Some records:
--*--
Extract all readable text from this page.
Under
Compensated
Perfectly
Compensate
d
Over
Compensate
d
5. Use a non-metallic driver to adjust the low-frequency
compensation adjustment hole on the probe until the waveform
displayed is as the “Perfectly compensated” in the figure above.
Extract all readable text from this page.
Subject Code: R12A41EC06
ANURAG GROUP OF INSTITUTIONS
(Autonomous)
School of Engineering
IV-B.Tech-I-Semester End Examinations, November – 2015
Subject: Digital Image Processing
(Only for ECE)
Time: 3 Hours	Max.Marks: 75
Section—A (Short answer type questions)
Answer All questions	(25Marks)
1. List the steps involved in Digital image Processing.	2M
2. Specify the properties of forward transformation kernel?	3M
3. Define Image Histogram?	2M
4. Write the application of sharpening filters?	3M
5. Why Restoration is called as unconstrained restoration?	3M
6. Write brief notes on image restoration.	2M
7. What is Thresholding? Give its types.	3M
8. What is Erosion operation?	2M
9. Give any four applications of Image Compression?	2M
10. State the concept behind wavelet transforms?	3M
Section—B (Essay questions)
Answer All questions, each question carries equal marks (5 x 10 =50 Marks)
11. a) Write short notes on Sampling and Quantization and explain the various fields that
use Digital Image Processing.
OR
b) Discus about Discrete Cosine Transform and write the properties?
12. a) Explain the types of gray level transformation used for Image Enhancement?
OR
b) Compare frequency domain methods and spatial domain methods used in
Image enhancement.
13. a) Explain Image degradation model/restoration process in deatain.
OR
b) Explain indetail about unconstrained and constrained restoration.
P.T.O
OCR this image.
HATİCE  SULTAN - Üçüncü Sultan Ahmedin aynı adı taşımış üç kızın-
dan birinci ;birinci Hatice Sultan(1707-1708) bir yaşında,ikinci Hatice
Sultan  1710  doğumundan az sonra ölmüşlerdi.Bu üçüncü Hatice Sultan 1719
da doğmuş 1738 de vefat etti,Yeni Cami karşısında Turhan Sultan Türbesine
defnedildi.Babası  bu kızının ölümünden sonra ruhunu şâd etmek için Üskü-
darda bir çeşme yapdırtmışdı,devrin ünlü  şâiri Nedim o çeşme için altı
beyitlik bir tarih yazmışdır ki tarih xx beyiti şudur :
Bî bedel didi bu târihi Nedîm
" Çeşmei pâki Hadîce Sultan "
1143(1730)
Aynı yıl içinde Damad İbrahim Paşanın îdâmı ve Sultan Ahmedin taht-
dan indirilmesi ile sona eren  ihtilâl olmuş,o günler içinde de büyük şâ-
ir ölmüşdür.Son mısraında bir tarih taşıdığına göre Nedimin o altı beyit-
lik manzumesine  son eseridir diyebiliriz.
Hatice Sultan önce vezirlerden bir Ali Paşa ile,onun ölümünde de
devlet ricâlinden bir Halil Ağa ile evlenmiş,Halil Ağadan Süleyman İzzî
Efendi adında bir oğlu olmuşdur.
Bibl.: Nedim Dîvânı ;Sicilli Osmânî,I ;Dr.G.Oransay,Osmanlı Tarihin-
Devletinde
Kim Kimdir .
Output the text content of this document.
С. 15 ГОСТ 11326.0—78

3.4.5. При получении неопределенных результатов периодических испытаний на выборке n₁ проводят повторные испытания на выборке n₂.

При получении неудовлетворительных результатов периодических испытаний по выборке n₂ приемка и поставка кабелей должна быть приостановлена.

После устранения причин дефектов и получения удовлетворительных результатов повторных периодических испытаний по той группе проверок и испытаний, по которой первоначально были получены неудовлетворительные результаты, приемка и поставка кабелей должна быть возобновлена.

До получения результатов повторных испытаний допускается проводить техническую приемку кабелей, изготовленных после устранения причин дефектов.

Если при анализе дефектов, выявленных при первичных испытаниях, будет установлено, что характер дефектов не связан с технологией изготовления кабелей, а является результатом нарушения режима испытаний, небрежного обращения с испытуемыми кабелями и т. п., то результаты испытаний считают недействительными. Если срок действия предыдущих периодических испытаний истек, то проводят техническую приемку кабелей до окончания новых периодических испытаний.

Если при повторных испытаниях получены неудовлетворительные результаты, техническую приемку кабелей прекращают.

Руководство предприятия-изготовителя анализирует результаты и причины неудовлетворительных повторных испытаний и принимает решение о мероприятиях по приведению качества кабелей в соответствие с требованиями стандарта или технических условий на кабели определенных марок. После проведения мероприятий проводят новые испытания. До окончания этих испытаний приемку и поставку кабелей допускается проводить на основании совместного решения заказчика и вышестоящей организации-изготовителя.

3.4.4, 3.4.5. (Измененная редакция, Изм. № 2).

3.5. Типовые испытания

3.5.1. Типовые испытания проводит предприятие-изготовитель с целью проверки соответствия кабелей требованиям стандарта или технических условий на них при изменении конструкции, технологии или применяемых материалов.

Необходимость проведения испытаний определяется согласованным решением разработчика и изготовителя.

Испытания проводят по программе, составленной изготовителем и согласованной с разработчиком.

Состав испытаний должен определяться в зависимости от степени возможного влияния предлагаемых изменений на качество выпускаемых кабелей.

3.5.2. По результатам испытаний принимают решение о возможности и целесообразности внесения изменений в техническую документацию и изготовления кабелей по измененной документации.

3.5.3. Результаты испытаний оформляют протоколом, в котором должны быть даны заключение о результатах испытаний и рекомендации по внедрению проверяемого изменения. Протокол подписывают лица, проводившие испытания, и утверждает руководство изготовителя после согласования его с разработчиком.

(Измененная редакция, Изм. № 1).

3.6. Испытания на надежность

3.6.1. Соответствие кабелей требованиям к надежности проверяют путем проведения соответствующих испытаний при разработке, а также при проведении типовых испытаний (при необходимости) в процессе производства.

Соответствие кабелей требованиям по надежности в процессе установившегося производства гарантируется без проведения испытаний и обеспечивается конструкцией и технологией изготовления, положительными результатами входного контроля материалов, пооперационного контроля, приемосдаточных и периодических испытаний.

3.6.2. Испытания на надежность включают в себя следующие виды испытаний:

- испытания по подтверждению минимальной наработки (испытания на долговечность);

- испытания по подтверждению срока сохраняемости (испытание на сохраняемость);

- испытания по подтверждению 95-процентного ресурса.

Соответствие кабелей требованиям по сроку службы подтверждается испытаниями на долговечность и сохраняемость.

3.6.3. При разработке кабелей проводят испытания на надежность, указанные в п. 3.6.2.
--*--
DIRECTIONS FOR THIS TASK: Extract every record and return it verbatim.

ANSWER TO THIS EXERCISE:
Extract all readable text from this page.
Under
Compensated
Perfectly
Compensate
d
Over
Compensate
d
5. Use a non-metallic driver to adjust the low-frequency
compensation adjustment hole on the probe until the waveform
displayed is as the “Perfectly compensated” in the figure above.
Extract all readable text from this page.
Subject Code: R12A41EC06
ANURAG GROUP OF INSTITUTIONS
(Autonomous)
School of Engineering
IV-B.Tech-I-Semester End Examinations, November – 2015
Subject: Digital Image Processing
(Only for ECE)
Time: 3 Hours	Max.Marks: 75
Section—A (Short answer type questions)
Answer All questions	(25Marks)
1. List the steps involved in Digital image Processing.	2M
2. Specify the properties of forward transformation kernel?	3M
3. Define Image Histogram?	2M
4. Write the application of sharpening filters?	3M
5. Why Restoration is called as unconstrained restoration?	3M
6. Write brief notes on image restoration.	2M
7. What is Thresholding? Give its types.	3M
8. What is Erosion operation?	2M
9. Give any four applications of Image Compression?	2M
10. State the concept behind wavelet transforms?	3M
Section—B (Essay questions)
Answer All questions, each question carries equal marks (5 x 10 =50 Marks)
11. a) Write short notes on Sampling and Quantization and explain the various fields that
use Digital Image Processing.
OR
b) Discus about Discrete Cosine Transform and write the properties?
12. a) Explain the types of gray level transformation used for Image Enhancement?
OR
b) Compare frequency domain methods and spatial domain methods used in
Image enhancement.
13. a) Explain Image degradation model/restoration process in deatain.
OR
b) Explain indetail about unconstrained and constrained restoration.
P.T.O
OCR this image.
HATİCE  SULTAN - Üçüncü Sultan Ahmedin aynı adı taşımış üç kızın-
dan birinci ;birinci Hatice Sultan(1707-1708) bir yaşında,ikinci Hatice
Sultan  1710  doğumundan az sonra ölmüşlerdi.Bu üçüncü Hatice Sultan 1719
da doğmuş 1738 de vefat etti,Yeni Cami karşısında Turhan Sultan Türbesine
defnedildi.Babası  bu kızının ölümünden sonra ruhunu şâd etmek için Üskü-
darda bir çeşme yapdırtmışdı,devrin ünlü  şâiri Nedim o çeşme için altı
beyitlik bir tarih yazmışdır ki tarih xx beyiti şudur :
Bî bedel didi bu târihi Nedîm
" Çeşmei pâki Hadîce Sultan "
1143(1730)
Aynı yıl içinde Damad İbrahim Paşanın îdâmı ve Sultan Ahmedin taht-
dan indirilmesi ile sona eren  ihtilâl olmuş,o günler içinde de büyük şâ-
ir ölmüşdür.Son mısraında bir tarih taşıdığına göre Nedimin o altı beyit-
lik manzumesine  son eseridir diyebiliriz.
Hatice Sultan önce vezirlerden bir Ali Paşa ile,onun ölümünde de
devlet ricâlinden bir Halil Ağa ile evlenmiş,Halil Ağadan Süleyman İzzî
Efendi adında bir oğlu olmuşdur.
Bibl.: Nedim Dîvânı ;Sicilli Osmânî,I ;Dr.G.Oransay,Osmanlı Tarihin-
Devletinde
Kim Kimdir .
Output the text content of this document.
С. 15 ГОСТ 11326.0—78

3.4.5. При получении неопределенных результатов периодических испытаний на выборке n₁ проводят повторные испытания на выборке n₂.

При получении неудовлетворительных результатов периодических испытаний по выборке n₂ приемка и поставка кабелей должна быть приостановлена.

После устранения причин дефектов и получения удовлетворительных результатов повторных периодических испытаний по той группе проверок и испытаний, по которой первоначально были получены неудовлетворительные результаты, приемка и поставка кабелей должна быть возобновлена.

До получения результатов повторных испытаний допускается проводить техническую приемку кабелей, изготовленных после устранения причин дефектов.

Если при анализе дефектов, выявленных при первичных испытаниях, будет установлено, что характер дефектов не связан с технологией изготовления кабелей, а является результатом нарушения режима испытаний, небрежного обращения с испытуемыми кабелями и т. п., то результаты испытаний считают недействительными. Если срок действия предыдущих периодических испытаний истек, то проводят техническую приемку кабелей до окончания новых периодических испытаний.

Если при повторных испытаниях получены неудовлетворительные результаты, техническую приемку кабелей прекращают.

Руководство предприятия-изготовителя анализирует результаты и причины неудовлетворительных повторных испытаний и принимает решение о мероприятиях по приведению качества кабелей в соответствие с требованиями стандарта или технических условий на кабели определенных марок. После проведения мероприятий проводят новые испытания. До окончания этих испытаний приемку и поставку кабелей допускается проводить на основании совместного решения заказчика и вышестоящей организации-изготовителя.

3.4.4, 3.4.5. (Измененная редакция, Изм. № 2).

3.5. Типовые испытания

3.5.1. Типовые испытания проводит предприятие-изготовитель с целью проверки соответствия кабелей требованиям стандарта или технических условий на них при изменении конструкции, технологии или применяемых материалов.

Необходимость проведения испытаний определяется согласованным решением разработчика и изготовителя.

Испытания проводят по программе, составленной изготовителем и согласованной с разработчиком.

Состав испытаний должен определяться в зависимости от степени возможного влияния предлагаемых изменений на качество выпускаемых кабелей.

3.5.2. По результатам испытаний принимают решение о возможности и целесообразности внесения изменений в техническую документацию и изготовления кабелей по измененной документации.

3.5.3. Результаты испытаний оформляют протоколом, в котором должны быть даны заключение о результатах испытаний и рекомендации по внедрению проверяемого изменения. Протокол подписывают лица, проводившие испытания, и утверждает руководство изготовителя после согласования его с разработчиком.

(Измененная редакция, Изм. № 1).

3.6. Испытания на надежность

3.6.1. Соответствие кабелей требованиям к надежности проверяют путем проведения соответствующих испытаний при разработке, а также при проведении типовых испытаний (при необходимости) в процессе производства.

Соответствие кабелей требованиям по надежности в процессе установившегося производства гарантируется без проведения испытаний и обеспечивается конструкцией и технологией изготовления, положительными результатами входного контроля материалов, пооперационного контроля, приемосдаточных и периодических испытаний.

3.6.2. Испытания на надежность включают в себя следующие виды испытаний:

- испытания по подтверждению минимальной наработки (испытания на долговечность);

- испытания по подтверждению срока сохраняемости (испытание на сохраняемость);

- испытания по подтверждению 95-процентного ресурса.

Соответствие кабелей требованиям по сроку службы подтверждается испытаниями на долговечность и сохраняемость.

3.6.3. При разработке кабелей проводят испытания на надежность, указанные в п. 3.6.2.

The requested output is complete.